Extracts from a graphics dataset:
• • • •

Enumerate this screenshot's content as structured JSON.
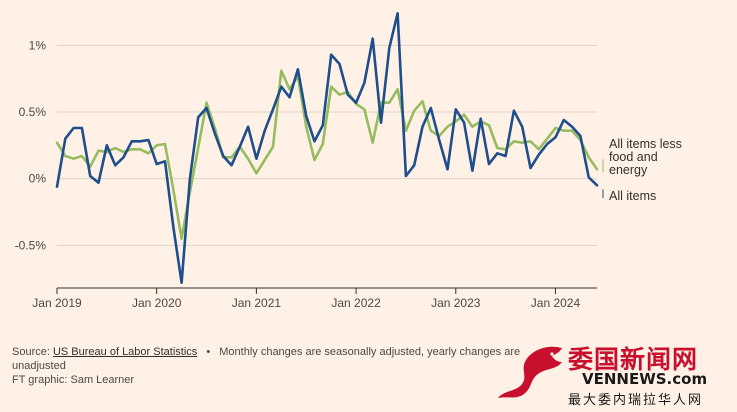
{
  "chart_data": {
    "type": "line",
    "yticks": [
      {
        "value": 1.0,
        "label": "1%"
      },
      {
        "value": 0.5,
        "label": "0.5%"
      },
      {
        "value": 0.0,
        "label": "0%"
      },
      {
        "value": -0.5,
        "label": "-0.5%"
      }
    ],
    "xticks": [
      {
        "value": 0,
        "label": "Jan 2019"
      },
      {
        "value": 12,
        "label": "Jan 2020"
      },
      {
        "value": 24,
        "label": "Jan 2021"
      },
      {
        "value": 36,
        "label": "Jan 2022"
      },
      {
        "value": 48,
        "label": "Jan 2023"
      },
      {
        "value": 60,
        "label": "Jan 2024"
      }
    ],
    "ylim": [
      -0.82,
      1.28
    ],
    "xlim": [
      0,
      65
    ],
    "grid": "horizontal",
    "series": [
      {
        "name": "All items less food and energy",
        "color": "#96bc5f",
        "values": [
          0.27,
          0.17,
          0.15,
          0.17,
          0.09,
          0.21,
          0.2,
          0.23,
          0.2,
          0.22,
          0.22,
          0.19,
          0.25,
          0.26,
          -0.08,
          -0.45,
          -0.1,
          0.23,
          0.57,
          0.38,
          0.16,
          0.16,
          0.24,
          0.15,
          0.04,
          0.14,
          0.24,
          0.81,
          0.67,
          0.77,
          0.39,
          0.14,
          0.26,
          0.69,
          0.63,
          0.65,
          0.56,
          0.52,
          0.27,
          0.57,
          0.57,
          0.67,
          0.36,
          0.51,
          0.58,
          0.36,
          0.32,
          0.39,
          0.43,
          0.48,
          0.39,
          0.43,
          0.4,
          0.23,
          0.22,
          0.28,
          0.27,
          0.28,
          0.22,
          0.3,
          0.38,
          0.36,
          0.36,
          0.29,
          0.16,
          0.07
        ]
      },
      {
        "name": "All items",
        "color": "#1f4e8c",
        "values": [
          -0.06,
          0.3,
          0.38,
          0.38,
          0.02,
          -0.03,
          0.25,
          0.1,
          0.16,
          0.28,
          0.28,
          0.29,
          0.11,
          0.13,
          -0.36,
          -0.78,
          0.0,
          0.46,
          0.53,
          0.34,
          0.17,
          0.1,
          0.24,
          0.39,
          0.15,
          0.36,
          0.52,
          0.69,
          0.61,
          0.82,
          0.47,
          0.28,
          0.4,
          0.93,
          0.86,
          0.63,
          0.57,
          0.72,
          1.05,
          0.42,
          0.98,
          1.24,
          0.02,
          0.1,
          0.39,
          0.53,
          0.29,
          0.07,
          0.52,
          0.42,
          0.06,
          0.45,
          0.11,
          0.19,
          0.17,
          0.51,
          0.39,
          0.08,
          0.18,
          0.26,
          0.31,
          0.44,
          0.39,
          0.32,
          0.01,
          -0.05
        ]
      }
    ],
    "annotations": [
      {
        "series": 0,
        "lines": [
          "All items less",
          "food and",
          "energy"
        ]
      },
      {
        "series": 1,
        "lines": [
          "All items"
        ]
      }
    ]
  },
  "footer": {
    "source_prefix": "Source: ",
    "source_link": "US Bureau of Labor Statistics",
    "separator": "•",
    "note": "Monthly changes are seasonally adjusted, yearly changes are unadjusted",
    "credit": "FT graphic: Sam Learner"
  },
  "watermark": {
    "chinese": "委国新闻网",
    "english": "VENNEWS.com",
    "subtitle": "最大委内瑞拉华人网",
    "logo": "dragon-logo"
  }
}
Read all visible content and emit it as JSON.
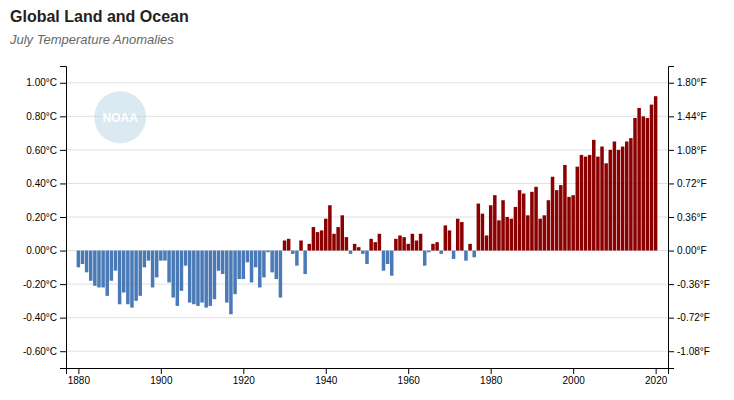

• • • •

STATED EXERCISE –
Make an exact copy of the records shown above, without the pictures.

RESPONSE –
Enumerate this screenshot's content as structured JSON.
{
  "chart_data": {
    "type": "line",
    "yticks": [
      {
        "value": 1.0,
        "label": "1%"
      },
      {
        "value": 0.5,
        "label": "0.5%"
      },
      {
        "value": 0.0,
        "label": "0%"
      },
      {
        "value": -0.5,
        "label": "-0.5%"
      }
    ],
    "xticks": [
      {
        "value": 0,
        "label": "Jan 2019"
      },
      {
        "value": 12,
        "label": "Jan 2020"
      },
      {
        "value": 24,
        "label": "Jan 2021"
      },
      {
        "value": 36,
        "label": "Jan 2022"
      },
      {
        "value": 48,
        "label": "Jan 2023"
      },
      {
        "value": 60,
        "label": "Jan 2024"
      }
    ],
    "ylim": [
      -0.82,
      1.28
    ],
    "xlim": [
      0,
      65
    ],
    "grid": "horizontal",
    "series": [
      {
        "name": "All items less food and energy",
        "color": "#96bc5f",
        "values": [
          0.27,
          0.17,
          0.15,
          0.17,
          0.09,
          0.21,
          0.2,
          0.23,
          0.2,
          0.22,
          0.22,
          0.19,
          0.25,
          0.26,
          -0.08,
          -0.45,
          -0.1,
          0.23,
          0.57,
          0.38,
          0.16,
          0.16,
          0.24,
          0.15,
          0.04,
          0.14,
          0.24,
          0.81,
          0.67,
          0.77,
          0.39,
          0.14,
          0.26,
          0.69,
          0.63,
          0.65,
          0.56,
          0.52,
          0.27,
          0.57,
          0.57,
          0.67,
          0.36,
          0.51,
          0.58,
          0.36,
          0.32,
          0.39,
          0.43,
          0.48,
          0.39,
          0.43,
          0.4,
          0.23,
          0.22,
          0.28,
          0.27,
          0.28,
          0.22,
          0.3,
          0.38,
          0.36,
          0.36,
          0.29,
          0.16,
          0.07
        ]
      },
      {
        "name": "All items",
        "color": "#1f4e8c",
        "values": [
          -0.06,
          0.3,
          0.38,
          0.38,
          0.02,
          -0.03,
          0.25,
          0.1,
          0.16,
          0.28,
          0.28,
          0.29,
          0.11,
          0.13,
          -0.36,
          -0.78,
          0.0,
          0.46,
          0.53,
          0.34,
          0.17,
          0.1,
          0.24,
          0.39,
          0.15,
          0.36,
          0.52,
          0.69,
          0.61,
          0.82,
          0.47,
          0.28,
          0.4,
          0.93,
          0.86,
          0.63,
          0.57,
          0.72,
          1.05,
          0.42,
          0.98,
          1.24,
          0.02,
          0.1,
          0.39,
          0.53,
          0.29,
          0.07,
          0.52,
          0.42,
          0.06,
          0.45,
          0.11,
          0.19,
          0.17,
          0.51,
          0.39,
          0.08,
          0.18,
          0.26,
          0.31,
          0.44,
          0.39,
          0.32,
          0.01,
          -0.05
        ]
      }
    ],
    "annotations": [
      {
        "series": 0,
        "lines": [
          "All items less",
          "food and",
          "energy"
        ]
      },
      {
        "series": 1,
        "lines": [
          "All items"
        ]
      }
    ]
  },
  "footer": {
    "source_prefix": "Source: ",
    "source_link": "US Bureau of Labor Statistics",
    "separator": "•",
    "note": "Monthly changes are seasonally adjusted, yearly changes are unadjusted",
    "credit": "FT graphic: Sam Learner"
  },
  "watermark": {
    "chinese": "委国新闻网",
    "english": "VENNEWS.com",
    "subtitle": "最大委内瑞拉华人网",
    "logo": "dragon-logo"
  }
}
Read all visible content and emit it as JSON.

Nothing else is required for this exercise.